## WORK INSTRUCTIONS
Copy out each line of the material below with no changes.

Records that describe figures
☆ ☆ ☆ ☆ ☆

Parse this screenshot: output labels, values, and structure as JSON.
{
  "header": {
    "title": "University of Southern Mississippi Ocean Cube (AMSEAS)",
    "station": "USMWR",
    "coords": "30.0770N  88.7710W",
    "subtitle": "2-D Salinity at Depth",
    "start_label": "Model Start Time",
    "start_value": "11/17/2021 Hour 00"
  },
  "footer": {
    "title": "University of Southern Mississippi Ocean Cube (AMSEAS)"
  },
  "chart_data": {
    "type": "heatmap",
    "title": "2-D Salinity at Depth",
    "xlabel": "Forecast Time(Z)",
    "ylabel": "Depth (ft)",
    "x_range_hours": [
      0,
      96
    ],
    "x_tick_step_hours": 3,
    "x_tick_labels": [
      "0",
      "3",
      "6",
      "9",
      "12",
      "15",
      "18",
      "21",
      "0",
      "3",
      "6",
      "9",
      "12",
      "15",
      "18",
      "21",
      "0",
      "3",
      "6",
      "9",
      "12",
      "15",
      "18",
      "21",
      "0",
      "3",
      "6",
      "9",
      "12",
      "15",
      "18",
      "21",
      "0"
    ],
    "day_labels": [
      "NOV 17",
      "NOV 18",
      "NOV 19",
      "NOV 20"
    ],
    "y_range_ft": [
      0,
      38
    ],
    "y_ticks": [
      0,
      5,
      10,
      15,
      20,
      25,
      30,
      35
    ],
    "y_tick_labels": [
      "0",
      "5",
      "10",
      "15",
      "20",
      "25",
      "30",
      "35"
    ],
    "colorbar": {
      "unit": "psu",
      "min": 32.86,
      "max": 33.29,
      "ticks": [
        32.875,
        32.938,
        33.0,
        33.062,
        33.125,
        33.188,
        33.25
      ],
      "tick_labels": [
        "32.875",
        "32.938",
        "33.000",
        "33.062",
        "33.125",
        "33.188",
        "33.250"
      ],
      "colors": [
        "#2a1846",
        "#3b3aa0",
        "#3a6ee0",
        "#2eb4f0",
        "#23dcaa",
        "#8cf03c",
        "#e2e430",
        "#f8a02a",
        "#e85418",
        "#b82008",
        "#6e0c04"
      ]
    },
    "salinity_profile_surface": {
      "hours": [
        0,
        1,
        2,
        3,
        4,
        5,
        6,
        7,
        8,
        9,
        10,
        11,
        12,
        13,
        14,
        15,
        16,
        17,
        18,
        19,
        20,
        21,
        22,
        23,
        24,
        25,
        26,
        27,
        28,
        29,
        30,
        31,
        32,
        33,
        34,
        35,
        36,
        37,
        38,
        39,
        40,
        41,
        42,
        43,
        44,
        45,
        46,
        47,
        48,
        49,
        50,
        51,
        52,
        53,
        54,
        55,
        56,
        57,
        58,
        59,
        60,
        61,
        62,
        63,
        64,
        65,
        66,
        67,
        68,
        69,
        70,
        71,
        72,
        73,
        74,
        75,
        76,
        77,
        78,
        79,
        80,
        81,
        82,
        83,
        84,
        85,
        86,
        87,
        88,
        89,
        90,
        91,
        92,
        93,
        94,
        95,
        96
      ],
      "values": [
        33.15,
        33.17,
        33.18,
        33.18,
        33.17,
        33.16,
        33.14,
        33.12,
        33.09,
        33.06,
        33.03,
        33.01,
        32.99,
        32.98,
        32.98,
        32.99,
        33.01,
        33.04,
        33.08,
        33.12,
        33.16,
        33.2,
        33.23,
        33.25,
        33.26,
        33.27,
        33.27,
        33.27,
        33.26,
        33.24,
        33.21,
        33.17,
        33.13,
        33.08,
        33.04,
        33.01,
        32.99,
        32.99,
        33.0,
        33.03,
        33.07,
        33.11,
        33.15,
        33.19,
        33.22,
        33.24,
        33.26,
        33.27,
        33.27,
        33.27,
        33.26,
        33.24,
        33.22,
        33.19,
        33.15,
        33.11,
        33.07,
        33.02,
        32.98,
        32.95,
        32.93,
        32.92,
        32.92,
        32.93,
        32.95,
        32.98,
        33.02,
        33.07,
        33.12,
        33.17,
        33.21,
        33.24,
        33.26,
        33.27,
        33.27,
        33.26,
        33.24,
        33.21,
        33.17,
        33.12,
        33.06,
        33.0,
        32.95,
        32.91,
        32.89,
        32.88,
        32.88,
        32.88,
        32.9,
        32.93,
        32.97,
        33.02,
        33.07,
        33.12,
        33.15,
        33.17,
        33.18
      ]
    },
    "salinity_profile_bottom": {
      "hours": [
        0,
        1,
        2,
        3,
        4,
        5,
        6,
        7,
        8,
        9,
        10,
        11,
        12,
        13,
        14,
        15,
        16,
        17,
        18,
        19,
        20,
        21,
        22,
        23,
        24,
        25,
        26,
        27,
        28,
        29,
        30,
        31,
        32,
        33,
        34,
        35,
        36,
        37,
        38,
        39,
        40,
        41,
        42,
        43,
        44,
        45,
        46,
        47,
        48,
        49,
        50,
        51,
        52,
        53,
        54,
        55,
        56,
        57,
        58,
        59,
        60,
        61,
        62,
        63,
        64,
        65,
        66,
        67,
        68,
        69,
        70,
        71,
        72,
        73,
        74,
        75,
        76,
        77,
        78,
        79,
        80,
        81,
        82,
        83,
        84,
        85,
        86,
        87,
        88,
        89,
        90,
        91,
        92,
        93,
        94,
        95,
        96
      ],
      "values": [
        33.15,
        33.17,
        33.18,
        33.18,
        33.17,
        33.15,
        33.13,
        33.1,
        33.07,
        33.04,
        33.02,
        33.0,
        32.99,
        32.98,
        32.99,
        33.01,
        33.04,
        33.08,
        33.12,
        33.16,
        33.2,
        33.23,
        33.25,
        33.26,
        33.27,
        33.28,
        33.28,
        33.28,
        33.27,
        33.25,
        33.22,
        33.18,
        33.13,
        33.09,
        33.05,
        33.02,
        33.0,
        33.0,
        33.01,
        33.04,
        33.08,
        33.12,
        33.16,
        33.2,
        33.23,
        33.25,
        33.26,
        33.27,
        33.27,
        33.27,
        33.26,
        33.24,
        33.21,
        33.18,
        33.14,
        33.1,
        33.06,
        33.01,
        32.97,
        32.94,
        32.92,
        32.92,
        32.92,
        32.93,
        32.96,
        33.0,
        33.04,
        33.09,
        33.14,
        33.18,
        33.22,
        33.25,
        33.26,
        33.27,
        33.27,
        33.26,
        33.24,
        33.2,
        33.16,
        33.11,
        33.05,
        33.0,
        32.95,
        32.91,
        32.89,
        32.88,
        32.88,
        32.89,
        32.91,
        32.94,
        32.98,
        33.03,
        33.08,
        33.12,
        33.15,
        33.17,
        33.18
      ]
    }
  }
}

☆ ☆ ☆ ☆ ☆

## ANSWER TO THE TASK
Parse this screenshot: output labels, values, and structure as JSON.
{
  "header": {
    "title": "University of Southern Mississippi Ocean Cube (AMSEAS)",
    "station": "USMWR",
    "coords": "30.0770N  88.7710W",
    "subtitle": "2-D Salinity at Depth",
    "start_label": "Model Start Time",
    "start_value": "11/17/2021 Hour 00"
  },
  "footer": {
    "title": "University of Southern Mississippi Ocean Cube (AMSEAS)"
  },
  "chart_data": {
    "type": "heatmap",
    "title": "2-D Salinity at Depth",
    "xlabel": "Forecast Time(Z)",
    "ylabel": "Depth (ft)",
    "x_range_hours": [
      0,
      96
    ],
    "x_tick_step_hours": 3,
    "x_tick_labels": [
      "0",
      "3",
      "6",
      "9",
      "12",
      "15",
      "18",
      "21",
      "0",
      "3",
      "6",
      "9",
      "12",
      "15",
      "18",
      "21",
      "0",
      "3",
      "6",
      "9",
      "12",
      "15",
      "18",
      "21",
      "0",
      "3",
      "6",
      "9",
      "12",
      "15",
      "18",
      "21",
      "0"
    ],
    "day_labels": [
      "NOV 17",
      "NOV 18",
      "NOV 19",
      "NOV 20"
    ],
    "y_range_ft": [
      0,
      38
    ],
    "y_ticks": [
      0,
      5,
      10,
      15,
      20,
      25,
      30,
      35
    ],
    "y_tick_labels": [
      "0",
      "5",
      "10",
      "15",
      "20",
      "25",
      "30",
      "35"
    ],
    "colorbar": {
      "unit": "psu",
      "min": 32.86,
      "max": 33.29,
      "ticks": [
        32.875,
        32.938,
        33.0,
        33.062,
        33.125,
        33.188,
        33.25
      ],
      "tick_labels": [
        "32.875",
        "32.938",
        "33.000",
        "33.062",
        "33.125",
        "33.188",
        "33.250"
      ],
      "colors": [
        "#2a1846",
        "#3b3aa0",
        "#3a6ee0",
        "#2eb4f0",
        "#23dcaa",
        "#8cf03c",
        "#e2e430",
        "#f8a02a",
        "#e85418",
        "#b82008",
        "#6e0c04"
      ]
    },
    "salinity_profile_surface": {
      "hours": [
        0,
        1,
        2,
        3,
        4,
        5,
        6,
        7,
        8,
        9,
        10,
        11,
        12,
        13,
        14,
        15,
        16,
        17,
        18,
        19,
        20,
        21,
        22,
        23,
        24,
        25,
        26,
        27,
        28,
        29,
        30,
        31,
        32,
        33,
        34,
        35,
        36,
        37,
        38,
        39,
        40,
        41,
        42,
        43,
        44,
        45,
        46,
        47,
        48,
        49,
        50,
        51,
        52,
        53,
        54,
        55,
        56,
        57,
        58,
        59,
        60,
        61,
        62,
        63,
        64,
        65,
        66,
        67,
        68,
        69,
        70,
        71,
        72,
        73,
        74,
        75,
        76,
        77,
        78,
        79,
        80,
        81,
        82,
        83,
        84,
        85,
        86,
        87,
        88,
        89,
        90,
        91,
        92,
        93,
        94,
        95,
        96
      ],
      "values": [
        33.15,
        33.17,
        33.18,
        33.18,
        33.17,
        33.16,
        33.14,
        33.12,
        33.09,
        33.06,
        33.03,
        33.01,
        32.99,
        32.98,
        32.98,
        32.99,
        33.01,
        33.04,
        33.08,
        33.12,
        33.16,
        33.2,
        33.23,
        33.25,
        33.26,
        33.27,
        33.27,
        33.27,
        33.26,
        33.24,
        33.21,
        33.17,
        33.13,
        33.08,
        33.04,
        33.01,
        32.99,
        32.99,
        33.0,
        33.03,
        33.07,
        33.11,
        33.15,
        33.19,
        33.22,
        33.24,
        33.26,
        33.27,
        33.27,
        33.27,
        33.26,
        33.24,
        33.22,
        33.19,
        33.15,
        33.11,
        33.07,
        33.02,
        32.98,
        32.95,
        32.93,
        32.92,
        32.92,
        32.93,
        32.95,
        32.98,
        33.02,
        33.07,
        33.12,
        33.17,
        33.21,
        33.24,
        33.26,
        33.27,
        33.27,
        33.26,
        33.24,
        33.21,
        33.17,
        33.12,
        33.06,
        33.0,
        32.95,
        32.91,
        32.89,
        32.88,
        32.88,
        32.88,
        32.9,
        32.93,
        32.97,
        33.02,
        33.07,
        33.12,
        33.15,
        33.17,
        33.18
      ]
    },
    "salinity_profile_bottom": {
      "hours": [
        0,
        1,
        2,
        3,
        4,
        5,
        6,
        7,
        8,
        9,
        10,
        11,
        12,
        13,
        14,
        15,
        16,
        17,
        18,
        19,
        20,
        21,
        22,
        23,
        24,
        25,
        26,
        27,
        28,
        29,
        30,
        31,
        32,
        33,
        34,
        35,
        36,
        37,
        38,
        39,
        40,
        41,
        42,
        43,
        44,
        45,
        46,
        47,
        48,
        49,
        50,
        51,
        52,
        53,
        54,
        55,
        56,
        57,
        58,
        59,
        60,
        61,
        62,
        63,
        64,
        65,
        66,
        67,
        68,
        69,
        70,
        71,
        72,
        73,
        74,
        75,
        76,
        77,
        78,
        79,
        80,
        81,
        82,
        83,
        84,
        85,
        86,
        87,
        88,
        89,
        90,
        91,
        92,
        93,
        94,
        95,
        96
      ],
      "values": [
        33.15,
        33.17,
        33.18,
        33.18,
        33.17,
        33.15,
        33.13,
        33.1,
        33.07,
        33.04,
        33.02,
        33.0,
        32.99,
        32.98,
        32.99,
        33.01,
        33.04,
        33.08,
        33.12,
        33.16,
        33.2,
        33.23,
        33.25,
        33.26,
        33.27,
        33.28,
        33.28,
        33.28,
        33.27,
        33.25,
        33.22,
        33.18,
        33.13,
        33.09,
        33.05,
        33.02,
        33.0,
        33.0,
        33.01,
        33.04,
        33.08,
        33.12,
        33.16,
        33.2,
        33.23,
        33.25,
        33.26,
        33.27,
        33.27,
        33.27,
        33.26,
        33.24,
        33.21,
        33.18,
        33.14,
        33.1,
        33.06,
        33.01,
        32.97,
        32.94,
        32.92,
        32.92,
        32.92,
        32.93,
        32.96,
        33.0,
        33.04,
        33.09,
        33.14,
        33.18,
        33.22,
        33.25,
        33.26,
        33.27,
        33.27,
        33.26,
        33.24,
        33.2,
        33.16,
        33.11,
        33.05,
        33.0,
        32.95,
        32.91,
        32.89,
        32.88,
        32.88,
        32.89,
        32.91,
        32.94,
        32.98,
        33.03,
        33.08,
        33.12,
        33.15,
        33.17,
        33.18
      ]
    }
  }
}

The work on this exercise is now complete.